Aim
Your task is to extract every entry that follows word for word while excluding the pictures.
BEGIN Data rows
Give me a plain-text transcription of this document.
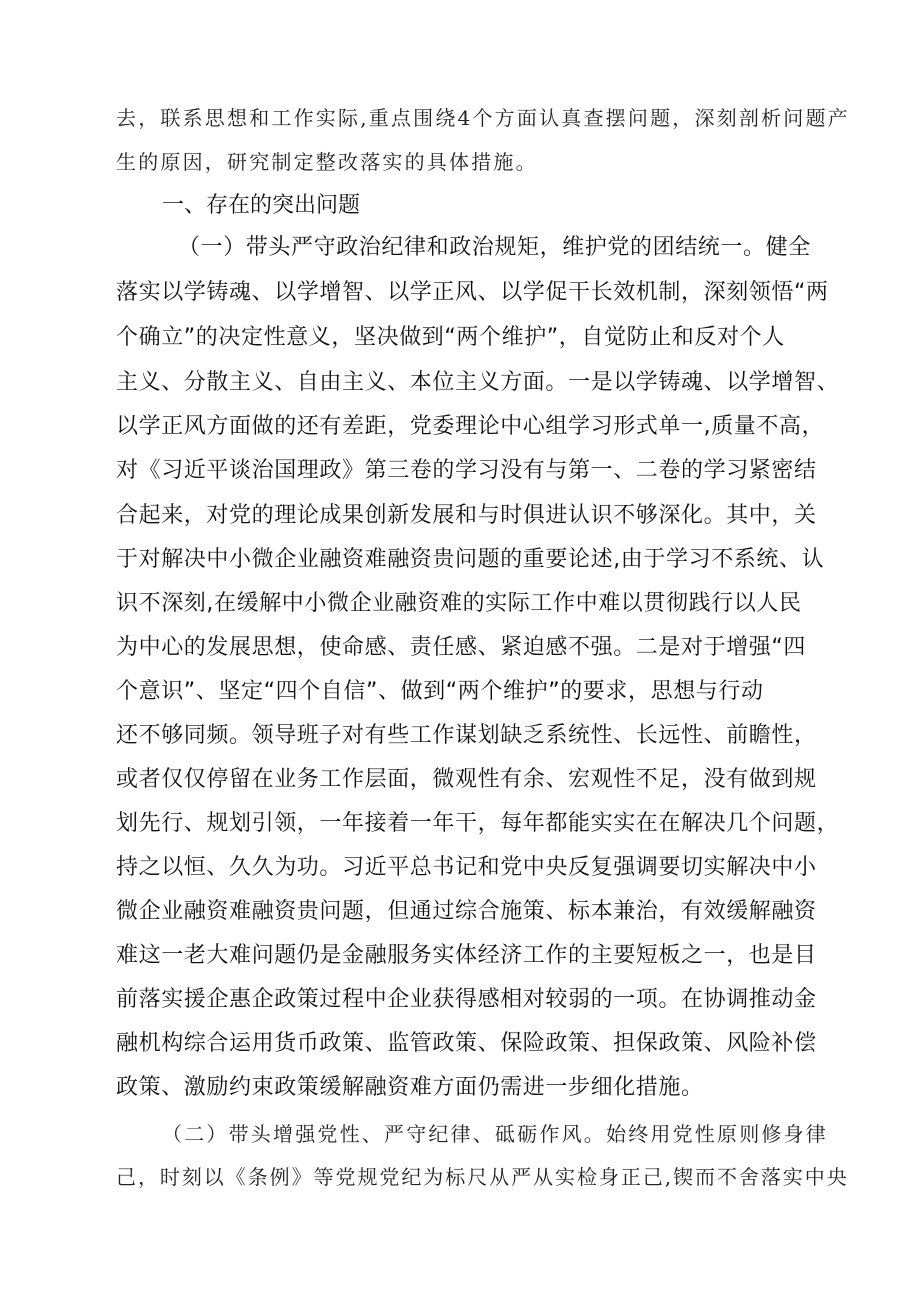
去，联系思想和工作实际,重点围绕4个方面认真查摆问题，深刻剖析问题产
生的原因，研究制定整改落实的具体措施。
一、存在的突出问题
（一）带头严守政治纪律和政治规矩，维护党的团结统一。健全
落实以学铸魂、以学增智、以学正风、以学促干长效机制，深刻领悟“两
个确立”的决定性意义，坚决做到“两个维护”，自觉防止和反对个人
主义、分散主义、自由主义、本位主义方面。一是以学铸魂、以学增智、
以学正风方面做的还有差距，党委理论中心组学习形式单一,质量不高，
对《习近平谈治国理政》第三卷的学习没有与第一、二卷的学习紧密结
合起来，对党的理论成果创新发展和与时俱进认识不够深化。其中，关
于对解决中小微企业融资难融资贵问题的重要论述,由于学习不系统、认
识不深刻,在缓解中小微企业融资难的实际工作中难以贯彻践行以人民
为中心的发展思想，使命感、责任感、紧迫感不强。二是对于增强“四
个意识”、坚定“四个自信”、做到“两个维护”的要求，思想与行动
还不够同频。领导班子对有些工作谋划缺乏系统性、长远性、前瞻性，
或者仅仅停留在业务工作层面，微观性有余、宏观性不足，没有做到规
划先行、规划引领，一年接着一年干，每年都能实实在在解决几个问题，
持之以恒、久久为功。习近平总书记和党中央反复强调要切实解决中小
微企业融资难融资贵问题，但通过综合施策、标本兼治，有效缓解融资
难这一老大难问题仍是金融服务实体经济工作的主要短板之一，也是目
前落实援企惠企政策过程中企业获得感相对较弱的一项。在协调推动金
融机构综合运用货币政策、监管政策、保险政策、担保政策、风险补偿
政策、激励约束政策缓解融资难方面仍需进一步细化措施。
（二）带头增强党性、严守纪律、砥砺作风。始终用党性原则修身律
己，时刻以《条例》等党规党纪为标尺从严从实检身正己,锲而不舍落实中央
END Data rows
Task result
Give me a plain-text transcription of this document.
去，联系思想和工作实际,重点围绕4个方面认真查摆问题，深刻剖析问题产
生的原因，研究制定整改落实的具体措施。
一、存在的突出问题
（一）带头严守政治纪律和政治规矩，维护党的团结统一。健全
落实以学铸魂、以学增智、以学正风、以学促干长效机制，深刻领悟“两
个确立”的决定性意义，坚决做到“两个维护”，自觉防止和反对个人
主义、分散主义、自由主义、本位主义方面。一是以学铸魂、以学增智、
以学正风方面做的还有差距，党委理论中心组学习形式单一,质量不高，
对《习近平谈治国理政》第三卷的学习没有与第一、二卷的学习紧密结
合起来，对党的理论成果创新发展和与时俱进认识不够深化。其中，关
于对解决中小微企业融资难融资贵问题的重要论述,由于学习不系统、认
识不深刻,在缓解中小微企业融资难的实际工作中难以贯彻践行以人民
为中心的发展思想，使命感、责任感、紧迫感不强。二是对于增强“四
个意识”、坚定“四个自信”、做到“两个维护”的要求，思想与行动
还不够同频。领导班子对有些工作谋划缺乏系统性、长远性、前瞻性，
或者仅仅停留在业务工作层面，微观性有余、宏观性不足，没有做到规
划先行、规划引领，一年接着一年干，每年都能实实在在解决几个问题，
持之以恒、久久为功。习近平总书记和党中央反复强调要切实解决中小
微企业融资难融资贵问题，但通过综合施策、标本兼治，有效缓解融资
难这一老大难问题仍是金融服务实体经济工作的主要短板之一，也是目
前落实援企惠企政策过程中企业获得感相对较弱的一项。在协调推动金
融机构综合运用货币政策、监管政策、保险政策、担保政策、风险补偿
政策、激励约束政策缓解融资难方面仍需进一步细化措施。
（二）带头增强党性、严守纪律、砥砺作风。始终用党性原则修身律
己，时刻以《条例》等党规党纪为标尺从严从实检身正己,锲而不舍落实中央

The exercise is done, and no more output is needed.